• Your objective: Among the entries, which lines carry the string "Integrations"? Copy each of them.

Data excerpts
■ ■ ■ ■ ■
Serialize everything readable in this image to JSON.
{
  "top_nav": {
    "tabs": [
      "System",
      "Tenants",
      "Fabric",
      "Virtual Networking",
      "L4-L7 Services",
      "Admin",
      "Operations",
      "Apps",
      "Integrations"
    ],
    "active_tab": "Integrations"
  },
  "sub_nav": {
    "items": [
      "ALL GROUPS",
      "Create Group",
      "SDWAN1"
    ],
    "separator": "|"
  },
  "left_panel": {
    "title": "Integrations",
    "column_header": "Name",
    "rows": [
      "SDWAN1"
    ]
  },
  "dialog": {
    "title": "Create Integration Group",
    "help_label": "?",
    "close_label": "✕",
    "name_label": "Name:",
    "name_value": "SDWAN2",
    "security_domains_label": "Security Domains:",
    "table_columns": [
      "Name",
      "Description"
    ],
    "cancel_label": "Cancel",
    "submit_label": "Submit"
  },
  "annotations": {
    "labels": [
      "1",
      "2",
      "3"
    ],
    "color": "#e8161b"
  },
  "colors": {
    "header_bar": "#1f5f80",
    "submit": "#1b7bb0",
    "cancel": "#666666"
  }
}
■ ■ ■ ■ ■
• Written response:
      "Integrations"
    "active_tab": "Integrations"
    "title": "Integrations",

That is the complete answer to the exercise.